■ **Material provided**
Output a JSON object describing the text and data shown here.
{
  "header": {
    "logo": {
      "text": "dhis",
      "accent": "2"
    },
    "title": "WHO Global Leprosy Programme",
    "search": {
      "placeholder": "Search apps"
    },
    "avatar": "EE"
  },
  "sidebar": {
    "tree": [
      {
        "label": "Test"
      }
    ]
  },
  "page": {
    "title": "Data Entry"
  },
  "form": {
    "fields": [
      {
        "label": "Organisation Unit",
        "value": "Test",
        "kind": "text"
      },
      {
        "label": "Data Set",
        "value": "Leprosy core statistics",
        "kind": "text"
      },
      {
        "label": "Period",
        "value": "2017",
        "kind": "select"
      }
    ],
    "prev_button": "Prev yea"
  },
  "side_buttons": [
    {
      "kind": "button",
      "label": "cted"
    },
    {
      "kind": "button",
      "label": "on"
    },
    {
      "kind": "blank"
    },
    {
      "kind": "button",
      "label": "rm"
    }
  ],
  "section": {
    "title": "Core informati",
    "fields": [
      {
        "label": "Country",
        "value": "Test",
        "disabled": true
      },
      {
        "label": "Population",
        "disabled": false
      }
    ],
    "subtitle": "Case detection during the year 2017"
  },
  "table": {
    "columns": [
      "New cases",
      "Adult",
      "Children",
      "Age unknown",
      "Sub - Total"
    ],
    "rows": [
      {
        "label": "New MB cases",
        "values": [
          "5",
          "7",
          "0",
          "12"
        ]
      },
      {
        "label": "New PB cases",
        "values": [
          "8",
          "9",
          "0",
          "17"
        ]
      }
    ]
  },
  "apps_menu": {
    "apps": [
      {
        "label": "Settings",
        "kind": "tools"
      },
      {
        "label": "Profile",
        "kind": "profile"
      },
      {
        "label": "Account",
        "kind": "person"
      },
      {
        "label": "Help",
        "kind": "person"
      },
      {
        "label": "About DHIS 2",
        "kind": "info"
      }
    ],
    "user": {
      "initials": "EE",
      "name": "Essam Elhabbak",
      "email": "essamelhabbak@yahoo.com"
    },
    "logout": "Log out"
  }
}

■ **What to do**
Take the data above and return it exactly.

■ **Task output**
Output a JSON object describing the text and data shown here.
{
  "header": {
    "logo": {
      "text": "dhis",
      "accent": "2"
    },
    "title": "WHO Global Leprosy Programme",
    "search": {
      "placeholder": "Search apps"
    },
    "avatar": "EE"
  },
  "sidebar": {
    "tree": [
      {
        "label": "Test"
      }
    ]
  },
  "page": {
    "title": "Data Entry"
  },
  "form": {
    "fields": [
      {
        "label": "Organisation Unit",
        "value": "Test",
        "kind": "text"
      },
      {
        "label": "Data Set",
        "value": "Leprosy core statistics",
        "kind": "text"
      },
      {
        "label": "Period",
        "value": "2017",
        "kind": "select"
      }
    ],
    "prev_button": "Prev yea"
  },
  "side_buttons": [
    {
      "kind": "button",
      "label": "cted"
    },
    {
      "kind": "button",
      "label": "on"
    },
    {
      "kind": "blank"
    },
    {
      "kind": "button",
      "label": "rm"
    }
  ],
  "section": {
    "title": "Core informati",
    "fields": [
      {
        "label": "Country",
        "value": "Test",
        "disabled": true
      },
      {
        "label": "Population",
        "disabled": false
      }
    ],
    "subtitle": "Case detection during the year 2017"
  },
  "table": {
    "columns": [
      "New cases",
      "Adult",
      "Children",
      "Age unknown",
      "Sub - Total"
    ],
    "rows": [
      {
        "label": "New MB cases",
        "values": [
          "5",
          "7",
          "0",
          "12"
        ]
      },
      {
        "label": "New PB cases",
        "values": [
          "8",
          "9",
          "0",
          "17"
        ]
      }
    ]
  },
  "apps_menu": {
    "apps": [
      {
        "label": "Settings",
        "kind": "tools"
      },
      {
        "label": "Profile",
        "kind": "profile"
      },
      {
        "label": "Account",
        "kind": "person"
      },
      {
        "label": "Help",
        "kind": "person"
      },
      {
        "label": "About DHIS 2",
        "kind": "info"
      }
    ],
    "user": {
      "initials": "EE",
      "name": "Essam Elhabbak",
      "email": "essamelhabbak@yahoo.com"
    },
    "logout": "Log out"
  }
}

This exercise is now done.